Exercise directions
List each line of the data that holds the string "nonempty", please.

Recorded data

+ + + +

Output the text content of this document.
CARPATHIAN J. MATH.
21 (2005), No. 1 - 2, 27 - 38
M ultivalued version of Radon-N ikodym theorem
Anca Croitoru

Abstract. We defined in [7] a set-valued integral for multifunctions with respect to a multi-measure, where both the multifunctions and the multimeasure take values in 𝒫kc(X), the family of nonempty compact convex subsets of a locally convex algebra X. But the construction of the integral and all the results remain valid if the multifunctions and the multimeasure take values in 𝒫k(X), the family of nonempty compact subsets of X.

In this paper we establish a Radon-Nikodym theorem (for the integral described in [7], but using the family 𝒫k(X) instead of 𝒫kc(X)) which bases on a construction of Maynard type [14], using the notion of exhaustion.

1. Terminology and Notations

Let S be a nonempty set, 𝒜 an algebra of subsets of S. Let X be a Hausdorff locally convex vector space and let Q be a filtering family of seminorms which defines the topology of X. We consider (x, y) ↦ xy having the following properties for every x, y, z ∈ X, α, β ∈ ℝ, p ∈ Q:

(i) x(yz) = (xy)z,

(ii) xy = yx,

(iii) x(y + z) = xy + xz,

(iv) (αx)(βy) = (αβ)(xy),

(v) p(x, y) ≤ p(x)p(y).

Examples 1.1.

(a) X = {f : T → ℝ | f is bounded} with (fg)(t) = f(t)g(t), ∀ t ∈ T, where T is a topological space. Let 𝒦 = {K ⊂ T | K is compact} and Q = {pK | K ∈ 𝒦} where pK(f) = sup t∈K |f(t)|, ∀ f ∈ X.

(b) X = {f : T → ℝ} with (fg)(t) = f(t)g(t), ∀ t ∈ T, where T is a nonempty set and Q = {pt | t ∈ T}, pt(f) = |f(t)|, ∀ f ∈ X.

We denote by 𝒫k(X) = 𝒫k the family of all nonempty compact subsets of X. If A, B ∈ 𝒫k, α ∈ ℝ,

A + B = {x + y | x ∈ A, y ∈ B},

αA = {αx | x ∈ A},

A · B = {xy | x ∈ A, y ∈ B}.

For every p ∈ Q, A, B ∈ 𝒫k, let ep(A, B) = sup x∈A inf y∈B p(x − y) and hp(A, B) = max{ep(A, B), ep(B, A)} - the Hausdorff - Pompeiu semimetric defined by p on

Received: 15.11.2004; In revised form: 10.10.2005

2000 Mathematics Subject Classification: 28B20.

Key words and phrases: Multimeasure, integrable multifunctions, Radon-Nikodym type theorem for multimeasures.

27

+ + + +

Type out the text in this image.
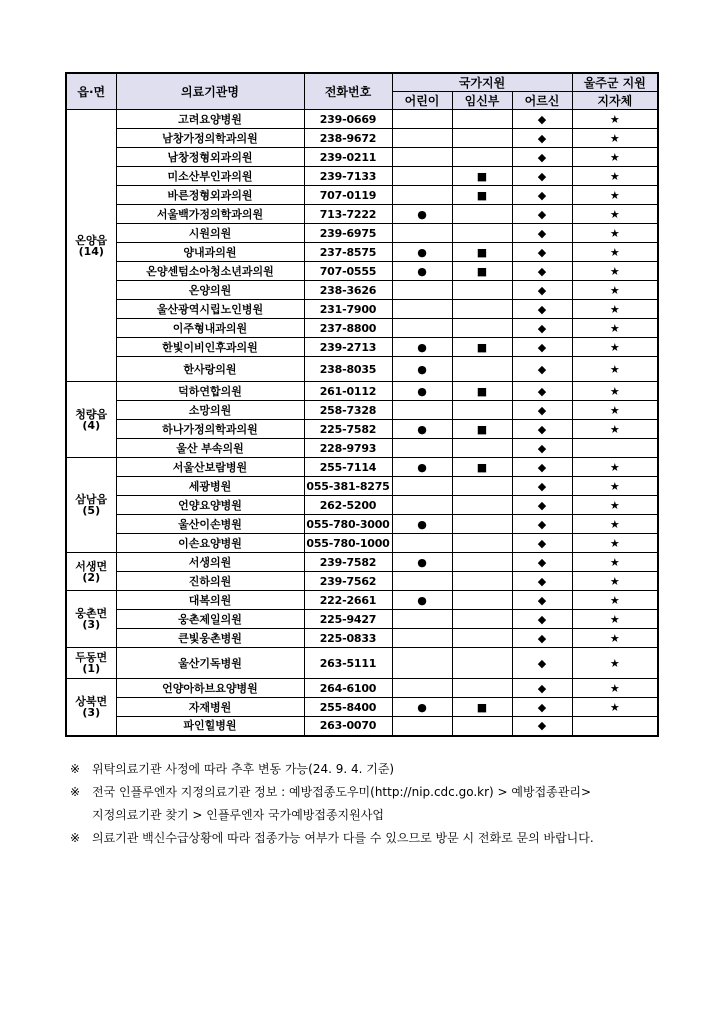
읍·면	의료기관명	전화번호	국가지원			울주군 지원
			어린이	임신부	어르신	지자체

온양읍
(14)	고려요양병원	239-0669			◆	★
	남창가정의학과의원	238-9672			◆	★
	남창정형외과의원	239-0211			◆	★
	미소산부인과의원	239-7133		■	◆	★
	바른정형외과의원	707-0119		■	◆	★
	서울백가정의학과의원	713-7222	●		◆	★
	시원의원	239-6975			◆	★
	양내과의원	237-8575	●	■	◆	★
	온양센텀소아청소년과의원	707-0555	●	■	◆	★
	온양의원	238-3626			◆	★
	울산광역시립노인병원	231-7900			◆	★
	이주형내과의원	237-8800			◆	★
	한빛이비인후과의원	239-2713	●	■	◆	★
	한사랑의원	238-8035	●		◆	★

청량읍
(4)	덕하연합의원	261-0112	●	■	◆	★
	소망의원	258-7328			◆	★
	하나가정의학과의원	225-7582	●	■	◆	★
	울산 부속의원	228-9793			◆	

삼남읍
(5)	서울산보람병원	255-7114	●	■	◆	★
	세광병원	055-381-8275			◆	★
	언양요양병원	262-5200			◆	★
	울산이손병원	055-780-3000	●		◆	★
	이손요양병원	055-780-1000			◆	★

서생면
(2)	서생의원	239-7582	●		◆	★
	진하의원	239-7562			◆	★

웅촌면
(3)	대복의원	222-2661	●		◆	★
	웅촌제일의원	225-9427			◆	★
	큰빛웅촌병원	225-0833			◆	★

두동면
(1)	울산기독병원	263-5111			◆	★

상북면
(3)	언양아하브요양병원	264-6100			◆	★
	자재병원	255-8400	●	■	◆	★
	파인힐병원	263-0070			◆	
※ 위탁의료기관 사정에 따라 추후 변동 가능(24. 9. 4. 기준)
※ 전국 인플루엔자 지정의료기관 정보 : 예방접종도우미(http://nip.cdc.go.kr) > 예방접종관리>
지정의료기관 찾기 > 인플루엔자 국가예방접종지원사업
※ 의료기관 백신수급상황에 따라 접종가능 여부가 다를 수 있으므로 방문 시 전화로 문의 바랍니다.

+ + + +

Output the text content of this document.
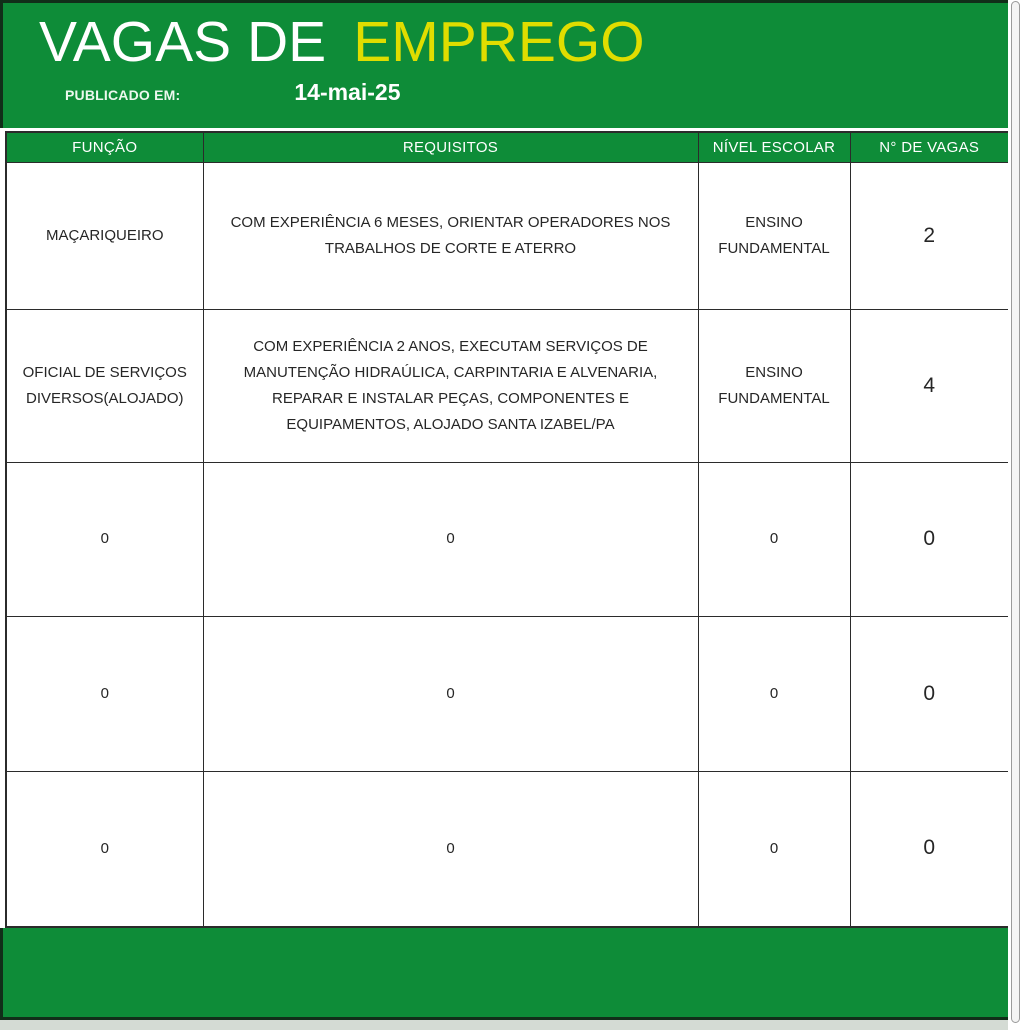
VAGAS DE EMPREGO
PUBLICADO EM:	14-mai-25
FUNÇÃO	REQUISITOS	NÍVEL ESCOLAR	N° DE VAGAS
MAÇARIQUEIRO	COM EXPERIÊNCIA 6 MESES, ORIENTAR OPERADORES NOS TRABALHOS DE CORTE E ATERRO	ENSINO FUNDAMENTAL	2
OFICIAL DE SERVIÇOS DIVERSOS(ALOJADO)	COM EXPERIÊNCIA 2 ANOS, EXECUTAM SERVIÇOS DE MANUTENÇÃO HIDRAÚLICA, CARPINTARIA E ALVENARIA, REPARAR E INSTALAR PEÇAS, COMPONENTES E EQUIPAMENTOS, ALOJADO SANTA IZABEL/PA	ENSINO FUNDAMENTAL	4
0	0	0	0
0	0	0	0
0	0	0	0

+ + + +

Exercise response
Abstract. We defined in [7] a set-valued integral for multifunctions with respect to a multi-measure, where both the multifunctions and the multimeasure take values in 𝒫kc(X), the family of nonempty compact convex subsets of a locally convex algebra X. But the construction of the integral and all the results remain valid if the multifunctions and the multimeasure take values in 𝒫k(X), the family of nonempty compact subsets of X.
Let S be a nonempty set, 𝒜 an algebra of subsets of S. Let X be a Hausdorff locally convex vector space and let Q be a filtering family of seminorms which defines the topology of X. We consider (x, y) ↦ xy having the following properties for every x, y, z ∈ X, α, β ∈ ℝ, p ∈ Q:
(b) X = {f : T → ℝ} with (fg)(t) = f(t)g(t), ∀ t ∈ T, where T is a nonempty set and Q = {pt | t ∈ T}, pt(f) = |f(t)|, ∀ f ∈ X.
We denote by 𝒫k(X) = 𝒫k the family of all nonempty compact subsets of X. If A, B ∈ 𝒫k, α ∈ ℝ,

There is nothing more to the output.